-- SUPPLIED RECORDS start --

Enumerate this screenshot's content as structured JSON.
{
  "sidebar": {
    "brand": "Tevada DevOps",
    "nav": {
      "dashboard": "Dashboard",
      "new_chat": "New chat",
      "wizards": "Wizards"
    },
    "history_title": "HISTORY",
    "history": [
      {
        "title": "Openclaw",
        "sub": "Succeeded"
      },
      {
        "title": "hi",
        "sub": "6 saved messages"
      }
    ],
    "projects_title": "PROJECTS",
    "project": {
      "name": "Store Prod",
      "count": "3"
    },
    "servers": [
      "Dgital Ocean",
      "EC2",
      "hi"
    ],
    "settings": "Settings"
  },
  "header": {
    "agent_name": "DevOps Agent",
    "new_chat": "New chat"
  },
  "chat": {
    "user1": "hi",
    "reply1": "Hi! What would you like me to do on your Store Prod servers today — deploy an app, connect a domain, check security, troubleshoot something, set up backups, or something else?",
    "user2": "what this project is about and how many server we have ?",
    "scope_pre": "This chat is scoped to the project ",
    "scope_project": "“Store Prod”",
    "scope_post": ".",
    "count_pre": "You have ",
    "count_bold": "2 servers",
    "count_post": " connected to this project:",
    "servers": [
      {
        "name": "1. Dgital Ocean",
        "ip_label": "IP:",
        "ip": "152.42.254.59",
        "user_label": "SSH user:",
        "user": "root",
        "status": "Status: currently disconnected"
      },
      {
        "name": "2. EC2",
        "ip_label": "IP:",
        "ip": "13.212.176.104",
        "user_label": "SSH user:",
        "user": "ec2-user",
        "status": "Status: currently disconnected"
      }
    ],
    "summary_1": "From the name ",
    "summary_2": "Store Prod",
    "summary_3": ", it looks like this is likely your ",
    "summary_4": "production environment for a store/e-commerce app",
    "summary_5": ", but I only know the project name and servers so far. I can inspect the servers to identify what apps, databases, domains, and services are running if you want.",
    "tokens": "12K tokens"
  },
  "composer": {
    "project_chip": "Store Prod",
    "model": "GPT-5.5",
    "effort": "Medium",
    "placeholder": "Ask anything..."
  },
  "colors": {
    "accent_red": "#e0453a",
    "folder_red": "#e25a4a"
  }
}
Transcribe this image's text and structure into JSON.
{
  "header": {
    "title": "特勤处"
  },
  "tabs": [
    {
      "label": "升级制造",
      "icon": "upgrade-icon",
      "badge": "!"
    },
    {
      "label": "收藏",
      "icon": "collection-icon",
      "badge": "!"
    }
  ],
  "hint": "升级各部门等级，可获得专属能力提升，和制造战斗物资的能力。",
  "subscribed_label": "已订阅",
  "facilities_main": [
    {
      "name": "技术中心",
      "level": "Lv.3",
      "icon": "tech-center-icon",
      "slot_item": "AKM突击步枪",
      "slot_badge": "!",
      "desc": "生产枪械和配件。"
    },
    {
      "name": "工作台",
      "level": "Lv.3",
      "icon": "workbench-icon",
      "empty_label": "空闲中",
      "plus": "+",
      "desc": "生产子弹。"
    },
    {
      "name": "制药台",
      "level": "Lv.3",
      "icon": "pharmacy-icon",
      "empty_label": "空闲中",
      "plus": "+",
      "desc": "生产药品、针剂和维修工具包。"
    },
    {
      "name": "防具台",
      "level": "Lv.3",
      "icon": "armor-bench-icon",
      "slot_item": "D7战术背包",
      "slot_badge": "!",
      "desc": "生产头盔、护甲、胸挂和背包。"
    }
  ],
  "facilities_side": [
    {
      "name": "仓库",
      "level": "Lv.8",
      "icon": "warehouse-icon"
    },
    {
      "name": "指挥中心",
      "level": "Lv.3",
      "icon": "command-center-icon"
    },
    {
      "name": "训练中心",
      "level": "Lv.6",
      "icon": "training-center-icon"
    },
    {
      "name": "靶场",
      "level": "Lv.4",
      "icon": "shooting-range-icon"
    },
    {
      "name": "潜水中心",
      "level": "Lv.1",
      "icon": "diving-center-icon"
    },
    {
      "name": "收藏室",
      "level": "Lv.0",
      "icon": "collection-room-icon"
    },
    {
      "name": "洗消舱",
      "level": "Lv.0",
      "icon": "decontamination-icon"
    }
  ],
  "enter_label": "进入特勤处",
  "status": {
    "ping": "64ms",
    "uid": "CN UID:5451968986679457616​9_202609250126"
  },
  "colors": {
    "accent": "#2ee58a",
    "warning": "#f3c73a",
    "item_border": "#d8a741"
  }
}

-- SUPPLIED RECORDS end --

TASK GOAL: Reproduce the complete set of lines precisely as supplied.

ANSWER TO THIS PROBLEM:
Enumerate this screenshot's content as structured JSON.
{
  "sidebar": {
    "brand": "Tevada DevOps",
    "nav": {
      "dashboard": "Dashboard",
      "new_chat": "New chat",
      "wizards": "Wizards"
    },
    "history_title": "HISTORY",
    "history": [
      {
        "title": "Openclaw",
        "sub": "Succeeded"
      },
      {
        "title": "hi",
        "sub": "6 saved messages"
      }
    ],
    "projects_title": "PROJECTS",
    "project": {
      "name": "Store Prod",
      "count": "3"
    },
    "servers": [
      "Dgital Ocean",
      "EC2",
      "hi"
    ],
    "settings": "Settings"
  },
  "header": {
    "agent_name": "DevOps Agent",
    "new_chat": "New chat"
  },
  "chat": {
    "user1": "hi",
    "reply1": "Hi! What would you like me to do on your Store Prod servers today — deploy an app, connect a domain, check security, troubleshoot something, set up backups, or something else?",
    "user2": "what this project is about and how many server we have ?",
    "scope_pre": "This chat is scoped to the project ",
    "scope_project": "“Store Prod”",
    "scope_post": ".",
    "count_pre": "You have ",
    "count_bold": "2 servers",
    "count_post": " connected to this project:",
    "servers": [
      {
        "name": "1. Dgital Ocean",
        "ip_label": "IP:",
        "ip": "152.42.254.59",
        "user_label": "SSH user:",
        "user": "root",
        "status": "Status: currently disconnected"
      },
      {
        "name": "2. EC2",
        "ip_label": "IP:",
        "ip": "13.212.176.104",
        "user_label": "SSH user:",
        "user": "ec2-user",
        "status": "Status: currently disconnected"
      }
    ],
    "summary_1": "From the name ",
    "summary_2": "Store Prod",
    "summary_3": ", it looks like this is likely your ",
    "summary_4": "production environment for a store/e-commerce app",
    "summary_5": ", but I only know the project name and servers so far. I can inspect the servers to identify what apps, databases, domains, and services are running if you want.",
    "tokens": "12K tokens"
  },
  "composer": {
    "project_chip": "Store Prod",
    "model": "GPT-5.5",
    "effort": "Medium",
    "placeholder": "Ask anything..."
  },
  "colors": {
    "accent_red": "#e0453a",
    "folder_red": "#e25a4a"
  }
}
Transcribe this image's text and structure into JSON.
{
  "header": {
    "title": "特勤处"
  },
  "tabs": [
    {
      "label": "升级制造",
      "icon": "upgrade-icon",
      "badge": "!"
    },
    {
      "label": "收藏",
      "icon": "collection-icon",
      "badge": "!"
    }
  ],
  "hint": "升级各部门等级，可获得专属能力提升，和制造战斗物资的能力。",
  "subscribed_label": "已订阅",
  "facilities_main": [
    {
      "name": "技术中心",
      "level": "Lv.3",
      "icon": "tech-center-icon",
      "slot_item": "AKM突击步枪",
      "slot_badge": "!",
      "desc": "生产枪械和配件。"
    },
    {
      "name": "工作台",
      "level": "Lv.3",
      "icon": "workbench-icon",
      "empty_label": "空闲中",
      "plus": "+",
      "desc": "生产子弹。"
    },
    {
      "name": "制药台",
      "level": "Lv.3",
      "icon": "pharmacy-icon",
      "empty_label": "空闲中",
      "plus": "+",
      "desc": "生产药品、针剂和维修工具包。"
    },
    {
      "name": "防具台",
      "level": "Lv.3",
      "icon": "armor-bench-icon",
      "slot_item": "D7战术背包",
      "slot_badge": "!",
      "desc": "生产头盔、护甲、胸挂和背包。"
    }
  ],
  "facilities_side": [
    {
      "name": "仓库",
      "level": "Lv.8",
      "icon": "warehouse-icon"
    },
    {
      "name": "指挥中心",
      "level": "Lv.3",
      "icon": "command-center-icon"
    },
    {
      "name": "训练中心",
      "level": "Lv.6",
      "icon": "training-center-icon"
    },
    {
      "name": "靶场",
      "level": "Lv.4",
      "icon": "shooting-range-icon"
    },
    {
      "name": "潜水中心",
      "level": "Lv.1",
      "icon": "diving-center-icon"
    },
    {
      "name": "收藏室",
      "level": "Lv.0",
      "icon": "collection-room-icon"
    },
    {
      "name": "洗消舱",
      "level": "Lv.0",
      "icon": "decontamination-icon"
    }
  ],
  "enter_label": "进入特勤处",
  "status": {
    "ping": "64ms",
    "uid": "CN UID:5451968986679457616​9_202609250126"
  },
  "colors": {
    "accent": "#2ee58a",
    "warning": "#f3c73a",
    "item_border": "#d8a741"
  }
}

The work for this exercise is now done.